● **Work to be completed**: Collect each line containing "JSON".

Items listed in a dataset

--*--

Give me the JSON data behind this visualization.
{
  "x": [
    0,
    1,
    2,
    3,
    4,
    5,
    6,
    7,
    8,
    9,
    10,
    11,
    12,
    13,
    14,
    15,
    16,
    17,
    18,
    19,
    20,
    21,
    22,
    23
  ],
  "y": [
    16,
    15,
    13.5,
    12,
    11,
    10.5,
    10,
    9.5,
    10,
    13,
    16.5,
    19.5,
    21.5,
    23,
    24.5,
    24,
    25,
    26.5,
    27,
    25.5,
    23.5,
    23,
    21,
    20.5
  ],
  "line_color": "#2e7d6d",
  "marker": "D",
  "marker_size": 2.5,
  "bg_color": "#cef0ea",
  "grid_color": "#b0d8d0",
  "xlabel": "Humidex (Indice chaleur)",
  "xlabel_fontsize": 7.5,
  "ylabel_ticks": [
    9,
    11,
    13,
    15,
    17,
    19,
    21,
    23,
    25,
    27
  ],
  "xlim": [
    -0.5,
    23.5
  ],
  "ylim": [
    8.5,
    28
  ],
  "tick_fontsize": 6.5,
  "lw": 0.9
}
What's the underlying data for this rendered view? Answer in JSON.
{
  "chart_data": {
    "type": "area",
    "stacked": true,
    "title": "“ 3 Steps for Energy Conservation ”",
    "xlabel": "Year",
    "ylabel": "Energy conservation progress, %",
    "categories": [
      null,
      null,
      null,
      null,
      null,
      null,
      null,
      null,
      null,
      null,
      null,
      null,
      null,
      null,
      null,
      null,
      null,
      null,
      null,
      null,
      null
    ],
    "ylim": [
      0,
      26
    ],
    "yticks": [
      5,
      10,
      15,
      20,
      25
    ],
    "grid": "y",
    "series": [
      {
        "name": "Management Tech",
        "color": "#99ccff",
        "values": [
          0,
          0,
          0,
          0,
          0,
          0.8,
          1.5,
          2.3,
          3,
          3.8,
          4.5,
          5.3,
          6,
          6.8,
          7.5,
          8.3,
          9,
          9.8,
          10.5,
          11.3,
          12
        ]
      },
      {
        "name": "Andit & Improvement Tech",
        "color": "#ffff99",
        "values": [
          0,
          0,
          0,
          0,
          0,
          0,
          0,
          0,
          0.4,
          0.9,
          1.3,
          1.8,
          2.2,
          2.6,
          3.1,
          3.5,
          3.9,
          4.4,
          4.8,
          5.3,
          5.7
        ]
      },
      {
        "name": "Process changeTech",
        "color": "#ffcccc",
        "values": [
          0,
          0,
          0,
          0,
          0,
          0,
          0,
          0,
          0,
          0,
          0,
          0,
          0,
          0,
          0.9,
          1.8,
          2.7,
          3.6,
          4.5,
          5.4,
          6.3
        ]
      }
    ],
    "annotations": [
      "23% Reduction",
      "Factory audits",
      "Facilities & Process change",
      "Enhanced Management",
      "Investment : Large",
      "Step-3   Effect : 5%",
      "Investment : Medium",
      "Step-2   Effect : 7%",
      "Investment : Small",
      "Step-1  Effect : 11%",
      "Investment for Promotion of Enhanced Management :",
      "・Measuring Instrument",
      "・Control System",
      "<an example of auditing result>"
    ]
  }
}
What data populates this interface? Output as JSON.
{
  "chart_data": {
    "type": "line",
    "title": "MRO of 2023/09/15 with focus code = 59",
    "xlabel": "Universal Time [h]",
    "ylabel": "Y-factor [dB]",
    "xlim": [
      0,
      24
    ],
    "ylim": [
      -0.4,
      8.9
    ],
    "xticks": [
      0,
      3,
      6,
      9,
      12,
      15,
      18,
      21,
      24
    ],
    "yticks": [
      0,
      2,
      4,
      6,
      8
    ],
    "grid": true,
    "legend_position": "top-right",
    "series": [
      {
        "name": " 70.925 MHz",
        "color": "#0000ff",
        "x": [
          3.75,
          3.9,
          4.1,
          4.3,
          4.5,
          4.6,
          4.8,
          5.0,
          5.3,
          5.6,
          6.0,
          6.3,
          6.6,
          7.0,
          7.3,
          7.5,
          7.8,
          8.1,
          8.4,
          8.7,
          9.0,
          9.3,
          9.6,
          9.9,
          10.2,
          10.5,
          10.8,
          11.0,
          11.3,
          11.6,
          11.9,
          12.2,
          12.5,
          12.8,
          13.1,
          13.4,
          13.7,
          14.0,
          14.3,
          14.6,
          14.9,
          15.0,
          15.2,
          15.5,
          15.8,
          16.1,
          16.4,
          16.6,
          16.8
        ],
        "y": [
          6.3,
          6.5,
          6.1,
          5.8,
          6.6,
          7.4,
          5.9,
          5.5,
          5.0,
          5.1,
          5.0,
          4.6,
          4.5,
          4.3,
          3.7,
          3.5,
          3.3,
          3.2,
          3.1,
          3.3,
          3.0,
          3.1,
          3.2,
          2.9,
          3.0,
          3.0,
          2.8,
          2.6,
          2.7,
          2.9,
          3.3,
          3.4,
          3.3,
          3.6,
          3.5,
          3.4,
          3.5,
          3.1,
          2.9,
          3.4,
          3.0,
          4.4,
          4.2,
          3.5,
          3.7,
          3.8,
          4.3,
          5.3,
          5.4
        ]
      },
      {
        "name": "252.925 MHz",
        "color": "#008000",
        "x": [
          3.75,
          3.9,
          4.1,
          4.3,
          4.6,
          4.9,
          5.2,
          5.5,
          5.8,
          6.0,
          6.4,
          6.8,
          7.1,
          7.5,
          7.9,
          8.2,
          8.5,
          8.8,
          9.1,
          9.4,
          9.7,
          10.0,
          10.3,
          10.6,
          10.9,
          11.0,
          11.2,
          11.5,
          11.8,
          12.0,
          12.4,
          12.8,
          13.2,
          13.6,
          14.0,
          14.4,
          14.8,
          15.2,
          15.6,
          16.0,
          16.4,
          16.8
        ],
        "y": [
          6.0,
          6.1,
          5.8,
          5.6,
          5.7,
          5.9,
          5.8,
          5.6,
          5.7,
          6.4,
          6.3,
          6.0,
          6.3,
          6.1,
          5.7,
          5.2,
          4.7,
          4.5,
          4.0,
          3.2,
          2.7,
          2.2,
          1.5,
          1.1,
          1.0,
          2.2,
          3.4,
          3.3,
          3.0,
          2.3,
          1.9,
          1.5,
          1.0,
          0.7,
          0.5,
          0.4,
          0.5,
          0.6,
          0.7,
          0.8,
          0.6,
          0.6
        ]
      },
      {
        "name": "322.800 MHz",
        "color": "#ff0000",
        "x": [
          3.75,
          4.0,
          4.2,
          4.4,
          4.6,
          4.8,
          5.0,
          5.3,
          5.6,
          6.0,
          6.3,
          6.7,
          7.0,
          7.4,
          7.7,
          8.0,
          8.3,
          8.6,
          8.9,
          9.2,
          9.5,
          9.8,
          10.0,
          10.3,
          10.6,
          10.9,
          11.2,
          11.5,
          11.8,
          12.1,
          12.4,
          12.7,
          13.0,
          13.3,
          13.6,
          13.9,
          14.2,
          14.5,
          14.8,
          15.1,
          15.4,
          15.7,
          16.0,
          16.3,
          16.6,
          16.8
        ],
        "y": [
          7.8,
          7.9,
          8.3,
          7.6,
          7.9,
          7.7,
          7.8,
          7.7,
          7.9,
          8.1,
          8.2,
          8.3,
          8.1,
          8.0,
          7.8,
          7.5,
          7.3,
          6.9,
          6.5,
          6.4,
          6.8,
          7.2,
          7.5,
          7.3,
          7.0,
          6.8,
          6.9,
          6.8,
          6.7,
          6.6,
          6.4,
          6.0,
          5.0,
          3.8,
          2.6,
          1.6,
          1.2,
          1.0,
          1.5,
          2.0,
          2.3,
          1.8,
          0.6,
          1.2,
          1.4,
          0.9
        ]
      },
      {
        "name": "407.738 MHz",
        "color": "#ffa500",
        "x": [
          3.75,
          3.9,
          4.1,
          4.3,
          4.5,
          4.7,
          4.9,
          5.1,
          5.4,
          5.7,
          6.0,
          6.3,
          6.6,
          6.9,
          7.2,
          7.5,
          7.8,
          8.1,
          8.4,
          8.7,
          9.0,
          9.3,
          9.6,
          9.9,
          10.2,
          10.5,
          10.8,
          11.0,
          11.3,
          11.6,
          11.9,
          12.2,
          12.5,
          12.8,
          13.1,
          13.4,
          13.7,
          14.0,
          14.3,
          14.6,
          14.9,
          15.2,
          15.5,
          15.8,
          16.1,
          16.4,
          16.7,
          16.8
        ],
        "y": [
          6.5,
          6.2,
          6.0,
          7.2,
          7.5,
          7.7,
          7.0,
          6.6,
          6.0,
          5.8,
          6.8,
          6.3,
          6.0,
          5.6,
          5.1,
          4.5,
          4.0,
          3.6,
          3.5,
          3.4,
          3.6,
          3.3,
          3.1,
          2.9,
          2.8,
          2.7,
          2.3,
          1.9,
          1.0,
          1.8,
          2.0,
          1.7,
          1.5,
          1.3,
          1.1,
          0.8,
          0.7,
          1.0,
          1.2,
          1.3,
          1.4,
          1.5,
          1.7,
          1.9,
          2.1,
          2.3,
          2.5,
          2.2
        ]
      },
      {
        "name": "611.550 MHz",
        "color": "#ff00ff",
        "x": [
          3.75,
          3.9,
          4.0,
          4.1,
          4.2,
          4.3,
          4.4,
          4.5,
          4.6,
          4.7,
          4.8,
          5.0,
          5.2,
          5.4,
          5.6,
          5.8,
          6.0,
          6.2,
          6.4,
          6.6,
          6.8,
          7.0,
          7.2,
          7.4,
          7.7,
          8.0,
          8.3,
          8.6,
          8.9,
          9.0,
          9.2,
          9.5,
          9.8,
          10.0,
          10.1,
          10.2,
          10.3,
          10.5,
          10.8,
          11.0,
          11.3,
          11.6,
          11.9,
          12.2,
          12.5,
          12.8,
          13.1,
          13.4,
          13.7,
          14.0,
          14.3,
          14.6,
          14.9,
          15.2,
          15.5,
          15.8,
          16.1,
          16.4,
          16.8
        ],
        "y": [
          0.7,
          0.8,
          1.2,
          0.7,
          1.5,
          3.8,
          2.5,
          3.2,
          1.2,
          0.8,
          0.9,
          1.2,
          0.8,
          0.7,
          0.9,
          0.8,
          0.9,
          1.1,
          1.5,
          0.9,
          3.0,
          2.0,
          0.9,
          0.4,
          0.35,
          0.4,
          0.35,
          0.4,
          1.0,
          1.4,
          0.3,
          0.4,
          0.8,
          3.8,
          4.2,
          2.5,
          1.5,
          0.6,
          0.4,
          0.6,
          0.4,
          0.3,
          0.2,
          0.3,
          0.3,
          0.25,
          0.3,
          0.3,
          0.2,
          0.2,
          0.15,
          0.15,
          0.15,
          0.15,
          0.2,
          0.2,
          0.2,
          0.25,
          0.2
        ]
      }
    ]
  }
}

--*--

● **Solution to the exercise**:
Give me the JSON data behind this visualization.
What's the underlying data for this rendered view? Answer in JSON.
What data populates this interface? Output as JSON.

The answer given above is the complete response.